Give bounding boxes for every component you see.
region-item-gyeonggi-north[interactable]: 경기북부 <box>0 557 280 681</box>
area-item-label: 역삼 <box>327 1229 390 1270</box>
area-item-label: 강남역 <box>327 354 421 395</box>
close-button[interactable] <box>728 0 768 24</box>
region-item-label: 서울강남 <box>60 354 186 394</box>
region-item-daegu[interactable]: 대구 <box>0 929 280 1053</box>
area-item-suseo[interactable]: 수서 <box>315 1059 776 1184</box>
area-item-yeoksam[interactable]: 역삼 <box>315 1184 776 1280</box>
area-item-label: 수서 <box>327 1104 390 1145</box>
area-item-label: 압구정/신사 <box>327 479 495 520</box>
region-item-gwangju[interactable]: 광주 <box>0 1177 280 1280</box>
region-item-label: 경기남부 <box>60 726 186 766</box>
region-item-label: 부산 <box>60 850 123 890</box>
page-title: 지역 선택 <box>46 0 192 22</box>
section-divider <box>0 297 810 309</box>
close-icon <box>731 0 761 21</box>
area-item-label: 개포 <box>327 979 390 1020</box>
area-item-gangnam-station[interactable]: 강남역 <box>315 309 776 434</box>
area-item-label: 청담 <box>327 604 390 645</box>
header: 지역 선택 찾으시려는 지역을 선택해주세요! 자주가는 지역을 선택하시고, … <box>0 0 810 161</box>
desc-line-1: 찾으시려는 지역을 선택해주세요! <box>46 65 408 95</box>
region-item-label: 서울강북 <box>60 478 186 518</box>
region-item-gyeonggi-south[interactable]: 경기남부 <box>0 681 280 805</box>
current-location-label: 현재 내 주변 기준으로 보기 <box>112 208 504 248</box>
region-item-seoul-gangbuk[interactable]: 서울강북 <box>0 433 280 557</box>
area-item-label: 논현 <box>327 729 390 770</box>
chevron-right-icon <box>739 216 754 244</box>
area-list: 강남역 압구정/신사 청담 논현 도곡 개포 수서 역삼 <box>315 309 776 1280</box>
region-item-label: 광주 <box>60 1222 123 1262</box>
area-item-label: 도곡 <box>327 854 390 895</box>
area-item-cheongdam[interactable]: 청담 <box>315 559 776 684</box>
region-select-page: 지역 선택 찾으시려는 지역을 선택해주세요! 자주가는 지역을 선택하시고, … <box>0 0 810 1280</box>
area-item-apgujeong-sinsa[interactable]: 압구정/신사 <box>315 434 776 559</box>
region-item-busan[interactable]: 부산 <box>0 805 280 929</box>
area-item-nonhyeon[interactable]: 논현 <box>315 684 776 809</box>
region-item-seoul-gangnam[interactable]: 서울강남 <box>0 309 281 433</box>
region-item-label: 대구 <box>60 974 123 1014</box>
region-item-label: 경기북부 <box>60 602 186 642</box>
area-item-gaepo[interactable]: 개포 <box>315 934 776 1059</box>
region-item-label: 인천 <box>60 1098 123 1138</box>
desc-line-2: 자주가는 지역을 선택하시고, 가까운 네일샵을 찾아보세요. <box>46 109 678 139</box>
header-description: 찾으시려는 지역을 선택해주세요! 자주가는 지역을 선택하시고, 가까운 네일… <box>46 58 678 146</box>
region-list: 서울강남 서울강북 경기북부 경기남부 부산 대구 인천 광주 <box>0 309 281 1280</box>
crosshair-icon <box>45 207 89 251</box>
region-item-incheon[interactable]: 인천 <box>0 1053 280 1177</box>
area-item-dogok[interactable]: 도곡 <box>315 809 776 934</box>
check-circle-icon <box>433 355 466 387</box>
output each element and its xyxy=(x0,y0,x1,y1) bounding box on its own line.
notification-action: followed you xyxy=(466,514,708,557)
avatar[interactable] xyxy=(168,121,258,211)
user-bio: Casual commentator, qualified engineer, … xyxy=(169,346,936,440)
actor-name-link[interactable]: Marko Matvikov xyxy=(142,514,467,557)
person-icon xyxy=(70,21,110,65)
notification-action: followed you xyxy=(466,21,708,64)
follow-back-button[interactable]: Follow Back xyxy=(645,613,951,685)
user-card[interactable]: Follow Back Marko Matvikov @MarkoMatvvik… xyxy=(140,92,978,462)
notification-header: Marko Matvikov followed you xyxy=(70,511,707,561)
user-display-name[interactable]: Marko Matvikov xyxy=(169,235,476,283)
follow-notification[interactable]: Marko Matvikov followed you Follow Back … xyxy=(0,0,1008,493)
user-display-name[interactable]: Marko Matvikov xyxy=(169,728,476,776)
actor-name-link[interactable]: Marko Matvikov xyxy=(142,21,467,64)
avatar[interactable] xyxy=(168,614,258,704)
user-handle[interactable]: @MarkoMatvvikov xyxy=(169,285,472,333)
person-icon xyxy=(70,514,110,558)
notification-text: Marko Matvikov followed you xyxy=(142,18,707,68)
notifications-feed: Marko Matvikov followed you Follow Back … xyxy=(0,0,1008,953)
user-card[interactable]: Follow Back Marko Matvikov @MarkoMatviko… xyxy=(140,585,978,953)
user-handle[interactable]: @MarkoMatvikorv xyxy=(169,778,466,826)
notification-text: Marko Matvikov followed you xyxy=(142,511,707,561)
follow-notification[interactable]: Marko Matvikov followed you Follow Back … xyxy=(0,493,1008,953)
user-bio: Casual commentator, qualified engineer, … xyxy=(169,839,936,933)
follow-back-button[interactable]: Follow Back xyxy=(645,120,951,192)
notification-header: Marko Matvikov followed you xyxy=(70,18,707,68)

□ □ □ □ □

WHAT YOU SHOULD DO: Please change every "Follow Back" in the rows above to "Follow" and leave everything else as it is.

COMPLETE ANSWER:
Give bounding boxes for every component you see.
region-item-gyeonggi-north[interactable]: 경기북부 <box>0 557 280 681</box>
area-item-label: 역삼 <box>327 1229 390 1270</box>
area-item-label: 강남역 <box>327 354 421 395</box>
close-button[interactable] <box>728 0 768 24</box>
region-item-label: 서울강남 <box>60 354 186 394</box>
region-item-daegu[interactable]: 대구 <box>0 929 280 1053</box>
area-item-suseo[interactable]: 수서 <box>315 1059 776 1184</box>
area-item-yeoksam[interactable]: 역삼 <box>315 1184 776 1280</box>
area-item-label: 수서 <box>327 1104 390 1145</box>
area-item-label: 압구정/신사 <box>327 479 495 520</box>
region-item-gwangju[interactable]: 광주 <box>0 1177 280 1280</box>
region-item-label: 경기남부 <box>60 726 186 766</box>
region-item-label: 부산 <box>60 850 123 890</box>
page-title: 지역 선택 <box>46 0 192 22</box>
section-divider <box>0 297 810 309</box>
close-icon <box>731 0 761 21</box>
area-item-label: 개포 <box>327 979 390 1020</box>
area-item-gangnam-station[interactable]: 강남역 <box>315 309 776 434</box>
area-item-label: 청담 <box>327 604 390 645</box>
header: 지역 선택 찾으시려는 지역을 선택해주세요! 자주가는 지역을 선택하시고, … <box>0 0 810 161</box>
desc-line-1: 찾으시려는 지역을 선택해주세요! <box>46 65 408 95</box>
region-item-label: 서울강북 <box>60 478 186 518</box>
region-item-gyeonggi-south[interactable]: 경기남부 <box>0 681 280 805</box>
current-location-label: 현재 내 주변 기준으로 보기 <box>112 208 504 248</box>
region-item-seoul-gangbuk[interactable]: 서울강북 <box>0 433 280 557</box>
area-item-label: 논현 <box>327 729 390 770</box>
chevron-right-icon <box>739 216 754 244</box>
area-list: 강남역 압구정/신사 청담 논현 도곡 개포 수서 역삼 <box>315 309 776 1280</box>
region-item-label: 광주 <box>60 1222 123 1262</box>
area-item-label: 도곡 <box>327 854 390 895</box>
area-item-cheongdam[interactable]: 청담 <box>315 559 776 684</box>
region-select-page: 지역 선택 찾으시려는 지역을 선택해주세요! 자주가는 지역을 선택하시고, … <box>0 0 810 1280</box>
area-item-apgujeong-sinsa[interactable]: 압구정/신사 <box>315 434 776 559</box>
region-item-busan[interactable]: 부산 <box>0 805 280 929</box>
area-item-nonhyeon[interactable]: 논현 <box>315 684 776 809</box>
region-item-seoul-gangnam[interactable]: 서울강남 <box>0 309 281 433</box>
region-item-label: 대구 <box>60 974 123 1014</box>
region-item-label: 경기북부 <box>60 602 186 642</box>
area-item-gaepo[interactable]: 개포 <box>315 934 776 1059</box>
region-item-label: 인천 <box>60 1098 123 1138</box>
desc-line-2: 자주가는 지역을 선택하시고, 가까운 네일샵을 찾아보세요. <box>46 109 678 139</box>
header-description: 찾으시려는 지역을 선택해주세요! 자주가는 지역을 선택하시고, 가까운 네일… <box>46 58 678 146</box>
region-list: 서울강남 서울강북 경기북부 경기남부 부산 대구 인천 광주 <box>0 309 281 1280</box>
crosshair-icon <box>45 207 89 251</box>
region-item-incheon[interactable]: 인천 <box>0 1053 280 1177</box>
area-item-dogok[interactable]: 도곡 <box>315 809 776 934</box>
check-circle-icon <box>433 355 466 387</box>
output each element and its xyxy=(x0,y0,x1,y1) bounding box on its own line.
notification-action: followed you xyxy=(466,514,708,557)
avatar[interactable] xyxy=(168,121,258,211)
user-bio: Casual commentator, qualified engineer, … xyxy=(169,346,936,440)
actor-name-link[interactable]: Marko Matvikov xyxy=(142,514,467,557)
person-icon xyxy=(70,21,110,65)
notification-action: followed you xyxy=(466,21,708,64)
follow-back-button[interactable]: Follow xyxy=(645,613,951,685)
user-card[interactable]: Follow Marko Matvikov @MarkoMatvvik… xyxy=(140,92,978,462)
notification-header: Marko Matvikov followed you xyxy=(70,511,707,561)
user-display-name[interactable]: Marko Matvikov xyxy=(169,235,476,283)
follow-notification[interactable]: Marko Matvikov followed you Follow … xyxy=(0,0,1008,493)
user-display-name[interactable]: Marko Matvikov xyxy=(169,728,476,776)
actor-name-link[interactable]: Marko Matvikov xyxy=(142,21,467,64)
avatar[interactable] xyxy=(168,614,258,704)
user-handle[interactable]: @MarkoMatvvikov xyxy=(169,285,472,333)
person-icon xyxy=(70,514,110,558)
notification-text: Marko Matvikov followed you xyxy=(142,18,707,68)
notifications-feed: Marko Matvikov followed you Follow … xyxy=(0,0,1008,953)
user-card[interactable]: Follow Marko Matvikov @MarkoMatviko… xyxy=(140,585,978,953)
user-handle[interactable]: @MarkoMatvikorv xyxy=(169,778,466,826)
notification-text: Marko Matvikov followed you xyxy=(142,511,707,561)
follow-notification[interactable]: Marko Matvikov followed you Follow … xyxy=(0,493,1008,953)
user-bio: Casual commentator, qualified engineer, … xyxy=(169,839,936,933)
follow-back-button[interactable]: Follow xyxy=(645,120,951,192)
notification-header: Marko Matvikov followed you xyxy=(70,18,707,68)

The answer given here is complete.